Write out every entry exactly as it stands.

[START TASK DATA]

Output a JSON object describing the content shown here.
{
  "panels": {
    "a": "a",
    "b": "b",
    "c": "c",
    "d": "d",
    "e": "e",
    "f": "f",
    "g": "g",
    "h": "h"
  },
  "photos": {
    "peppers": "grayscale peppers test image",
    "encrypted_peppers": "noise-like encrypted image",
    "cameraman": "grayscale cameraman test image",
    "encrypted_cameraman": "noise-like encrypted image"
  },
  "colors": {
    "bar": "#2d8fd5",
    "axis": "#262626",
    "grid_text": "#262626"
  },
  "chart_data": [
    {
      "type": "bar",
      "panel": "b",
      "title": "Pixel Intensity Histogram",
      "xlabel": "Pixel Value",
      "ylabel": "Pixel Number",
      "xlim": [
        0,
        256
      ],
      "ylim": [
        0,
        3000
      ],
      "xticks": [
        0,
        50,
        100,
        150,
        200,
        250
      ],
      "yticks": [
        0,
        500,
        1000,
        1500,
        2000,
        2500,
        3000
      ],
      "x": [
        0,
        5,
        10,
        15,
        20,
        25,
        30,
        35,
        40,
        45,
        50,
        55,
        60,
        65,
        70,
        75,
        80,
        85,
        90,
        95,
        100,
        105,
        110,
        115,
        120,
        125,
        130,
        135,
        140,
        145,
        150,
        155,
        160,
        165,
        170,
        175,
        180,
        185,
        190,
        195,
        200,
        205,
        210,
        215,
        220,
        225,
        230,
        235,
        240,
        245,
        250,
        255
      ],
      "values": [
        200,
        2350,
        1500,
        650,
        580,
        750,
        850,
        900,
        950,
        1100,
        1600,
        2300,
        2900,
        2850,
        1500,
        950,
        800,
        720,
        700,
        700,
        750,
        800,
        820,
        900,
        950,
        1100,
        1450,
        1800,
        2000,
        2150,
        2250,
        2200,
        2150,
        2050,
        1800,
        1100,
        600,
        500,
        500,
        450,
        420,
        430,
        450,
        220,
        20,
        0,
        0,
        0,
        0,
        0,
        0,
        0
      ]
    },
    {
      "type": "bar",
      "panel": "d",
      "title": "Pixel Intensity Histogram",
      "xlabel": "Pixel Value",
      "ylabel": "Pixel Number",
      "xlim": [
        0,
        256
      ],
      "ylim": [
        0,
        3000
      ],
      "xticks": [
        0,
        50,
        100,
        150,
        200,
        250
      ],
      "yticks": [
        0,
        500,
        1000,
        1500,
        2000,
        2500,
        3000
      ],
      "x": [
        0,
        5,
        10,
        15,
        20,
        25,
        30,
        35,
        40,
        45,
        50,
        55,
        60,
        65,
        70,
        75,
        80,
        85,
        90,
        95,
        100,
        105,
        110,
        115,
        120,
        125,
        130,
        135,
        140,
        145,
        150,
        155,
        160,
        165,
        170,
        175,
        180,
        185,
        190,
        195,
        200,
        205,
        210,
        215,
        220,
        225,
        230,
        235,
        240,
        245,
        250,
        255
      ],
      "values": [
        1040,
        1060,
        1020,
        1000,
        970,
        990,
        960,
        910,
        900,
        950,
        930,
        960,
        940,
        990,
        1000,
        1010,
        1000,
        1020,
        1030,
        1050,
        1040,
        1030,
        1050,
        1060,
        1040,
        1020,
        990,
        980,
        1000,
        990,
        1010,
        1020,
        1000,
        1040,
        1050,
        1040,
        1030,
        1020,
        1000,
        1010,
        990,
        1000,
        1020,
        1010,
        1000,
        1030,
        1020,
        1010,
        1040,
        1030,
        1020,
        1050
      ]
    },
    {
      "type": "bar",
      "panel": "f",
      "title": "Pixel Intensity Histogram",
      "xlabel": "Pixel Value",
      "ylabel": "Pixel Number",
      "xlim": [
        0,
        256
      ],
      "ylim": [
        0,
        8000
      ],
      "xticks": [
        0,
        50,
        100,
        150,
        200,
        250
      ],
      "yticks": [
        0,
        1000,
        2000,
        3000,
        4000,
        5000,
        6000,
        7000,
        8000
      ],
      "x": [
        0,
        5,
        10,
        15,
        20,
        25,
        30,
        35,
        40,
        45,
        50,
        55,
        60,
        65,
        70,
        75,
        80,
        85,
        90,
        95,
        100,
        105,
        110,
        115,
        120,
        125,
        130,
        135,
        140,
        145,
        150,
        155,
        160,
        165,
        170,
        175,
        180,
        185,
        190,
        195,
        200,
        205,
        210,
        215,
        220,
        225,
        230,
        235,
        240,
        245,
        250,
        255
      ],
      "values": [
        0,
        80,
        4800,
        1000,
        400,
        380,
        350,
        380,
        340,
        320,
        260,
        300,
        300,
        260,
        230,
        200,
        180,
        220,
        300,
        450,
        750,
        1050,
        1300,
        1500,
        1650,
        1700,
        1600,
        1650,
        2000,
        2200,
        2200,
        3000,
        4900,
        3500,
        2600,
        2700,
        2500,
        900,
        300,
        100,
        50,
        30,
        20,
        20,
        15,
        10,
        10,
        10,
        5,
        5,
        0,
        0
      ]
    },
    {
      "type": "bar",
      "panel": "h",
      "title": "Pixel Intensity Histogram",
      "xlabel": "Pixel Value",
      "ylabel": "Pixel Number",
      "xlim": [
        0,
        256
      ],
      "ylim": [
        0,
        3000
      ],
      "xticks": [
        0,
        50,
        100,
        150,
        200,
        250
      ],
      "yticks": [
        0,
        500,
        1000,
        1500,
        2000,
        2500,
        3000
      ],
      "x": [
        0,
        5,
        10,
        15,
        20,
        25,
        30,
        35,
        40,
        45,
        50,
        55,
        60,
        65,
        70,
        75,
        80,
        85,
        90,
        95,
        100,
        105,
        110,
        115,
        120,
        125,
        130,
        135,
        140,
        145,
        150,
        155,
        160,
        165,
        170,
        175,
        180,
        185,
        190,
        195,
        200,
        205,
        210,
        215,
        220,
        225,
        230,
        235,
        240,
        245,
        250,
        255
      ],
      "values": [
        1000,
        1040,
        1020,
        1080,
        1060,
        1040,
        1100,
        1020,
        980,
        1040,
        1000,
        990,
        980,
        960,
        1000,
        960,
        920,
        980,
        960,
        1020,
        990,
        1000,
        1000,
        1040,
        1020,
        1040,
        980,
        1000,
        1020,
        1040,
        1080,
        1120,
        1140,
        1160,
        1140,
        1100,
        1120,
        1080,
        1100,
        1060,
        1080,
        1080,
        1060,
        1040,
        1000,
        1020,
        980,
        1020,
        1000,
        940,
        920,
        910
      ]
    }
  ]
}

[END TASK DATA]

ANSWER BELOW:
Output a JSON object describing the content shown here.
{
  "panels": {
    "a": "a",
    "b": "b",
    "c": "c",
    "d": "d",
    "e": "e",
    "f": "f",
    "g": "g",
    "h": "h"
  },
  "photos": {
    "peppers": "grayscale peppers test image",
    "encrypted_peppers": "noise-like encrypted image",
    "cameraman": "grayscale cameraman test image",
    "encrypted_cameraman": "noise-like encrypted image"
  },
  "colors": {
    "bar": "#2d8fd5",
    "axis": "#262626",
    "grid_text": "#262626"
  },
  "chart_data": [
    {
      "type": "bar",
      "panel": "b",
      "title": "Pixel Intensity Histogram",
      "xlabel": "Pixel Value",
      "ylabel": "Pixel Number",
      "xlim": [
        0,
        256
      ],
      "ylim": [
        0,
        3000
      ],
      "xticks": [
        0,
        50,
        100,
        150,
        200,
        250
      ],
      "yticks": [
        0,
        500,
        1000,
        1500,
        2000,
        2500,
        3000
      ],
      "x": [
        0,
        5,
        10,
        15,
        20,
        25,
        30,
        35,
        40,
        45,
        50,
        55,
        60,
        65,
        70,
        75,
        80,
        85,
        90,
        95,
        100,
        105,
        110,
        115,
        120,
        125,
        130,
        135,
        140,
        145,
        150,
        155,
        160,
        165,
        170,
        175,
        180,
        185,
        190,
        195,
        200,
        205,
        210,
        215,
        220,
        225,
        230,
        235,
        240,
        245,
        250,
        255
      ],
      "values": [
        200,
        2350,
        1500,
        650,
        580,
        750,
        850,
        900,
        950,
        1100,
        1600,
        2300,
        2900,
        2850,
        1500,
        950,
        800,
        720,
        700,
        700,
        750,
        800,
        820,
        900,
        950,
        1100,
        1450,
        1800,
        2000,
        2150,
        2250,
        2200,
        2150,
        2050,
        1800,
        1100,
        600,
        500,
        500,
        450,
        420,
        430,
        450,
        220,
        20,
        0,
        0,
        0,
        0,
        0,
        0,
        0
      ]
    },
    {
      "type": "bar",
      "panel": "d",
      "title": "Pixel Intensity Histogram",
      "xlabel": "Pixel Value",
      "ylabel": "Pixel Number",
      "xlim": [
        0,
        256
      ],
      "ylim": [
        0,
        3000
      ],
      "xticks": [
        0,
        50,
        100,
        150,
        200,
        250
      ],
      "yticks": [
        0,
        500,
        1000,
        1500,
        2000,
        2500,
        3000
      ],
      "x": [
        0,
        5,
        10,
        15,
        20,
        25,
        30,
        35,
        40,
        45,
        50,
        55,
        60,
        65,
        70,
        75,
        80,
        85,
        90,
        95,
        100,
        105,
        110,
        115,
        120,
        125,
        130,
        135,
        140,
        145,
        150,
        155,
        160,
        165,
        170,
        175,
        180,
        185,
        190,
        195,
        200,
        205,
        210,
        215,
        220,
        225,
        230,
        235,
        240,
        245,
        250,
        255
      ],
      "values": [
        1040,
        1060,
        1020,
        1000,
        970,
        990,
        960,
        910,
        900,
        950,
        930,
        960,
        940,
        990,
        1000,
        1010,
        1000,
        1020,
        1030,
        1050,
        1040,
        1030,
        1050,
        1060,
        1040,
        1020,
        990,
        980,
        1000,
        990,
        1010,
        1020,
        1000,
        1040,
        1050,
        1040,
        1030,
        1020,
        1000,
        1010,
        990,
        1000,
        1020,
        1010,
        1000,
        1030,
        1020,
        1010,
        1040,
        1030,
        1020,
        1050
      ]
    },
    {
      "type": "bar",
      "panel": "f",
      "title": "Pixel Intensity Histogram",
      "xlabel": "Pixel Value",
      "ylabel": "Pixel Number",
      "xlim": [
        0,
        256
      ],
      "ylim": [
        0,
        8000
      ],
      "xticks": [
        0,
        50,
        100,
        150,
        200,
        250
      ],
      "yticks": [
        0,
        1000,
        2000,
        3000,
        4000,
        5000,
        6000,
        7000,
        8000
      ],
      "x": [
        0,
        5,
        10,
        15,
        20,
        25,
        30,
        35,
        40,
        45,
        50,
        55,
        60,
        65,
        70,
        75,
        80,
        85,
        90,
        95,
        100,
        105,
        110,
        115,
        120,
        125,
        130,
        135,
        140,
        145,
        150,
        155,
        160,
        165,
        170,
        175,
        180,
        185,
        190,
        195,
        200,
        205,
        210,
        215,
        220,
        225,
        230,
        235,
        240,
        245,
        250,
        255
      ],
      "values": [
        0,
        80,
        4800,
        1000,
        400,
        380,
        350,
        380,
        340,
        320,
        260,
        300,
        300,
        260,
        230,
        200,
        180,
        220,
        300,
        450,
        750,
        1050,
        1300,
        1500,
        1650,
        1700,
        1600,
        1650,
        2000,
        2200,
        2200,
        3000,
        4900,
        3500,
        2600,
        2700,
        2500,
        900,
        300,
        100,
        50,
        30,
        20,
        20,
        15,
        10,
        10,
        10,
        5,
        5,
        0,
        0
      ]
    },
    {
      "type": "bar",
      "panel": "h",
      "title": "Pixel Intensity Histogram",
      "xlabel": "Pixel Value",
      "ylabel": "Pixel Number",
      "xlim": [
        0,
        256
      ],
      "ylim": [
        0,
        3000
      ],
      "xticks": [
        0,
        50,
        100,
        150,
        200,
        250
      ],
      "yticks": [
        0,
        500,
        1000,
        1500,
        2000,
        2500,
        3000
      ],
      "x": [
        0,
        5,
        10,
        15,
        20,
        25,
        30,
        35,
        40,
        45,
        50,
        55,
        60,
        65,
        70,
        75,
        80,
        85,
        90,
        95,
        100,
        105,
        110,
        115,
        120,
        125,
        130,
        135,
        140,
        145,
        150,
        155,
        160,
        165,
        170,
        175,
        180,
        185,
        190,
        195,
        200,
        205,
        210,
        215,
        220,
        225,
        230,
        235,
        240,
        245,
        250,
        255
      ],
      "values": [
        1000,
        1040,
        1020,
        1080,
        1060,
        1040,
        1100,
        1020,
        980,
        1040,
        1000,
        990,
        980,
        960,
        1000,
        960,
        920,
        980,
        960,
        1020,
        990,
        1000,
        1000,
        1040,
        1020,
        1040,
        980,
        1000,
        1020,
        1040,
        1080,
        1120,
        1140,
        1160,
        1140,
        1100,
        1120,
        1080,
        1100,
        1060,
        1080,
        1080,
        1060,
        1040,
        1000,
        1020,
        980,
        1020,
        1000,
        940,
        920,
        910
      ]
    }
  ]
}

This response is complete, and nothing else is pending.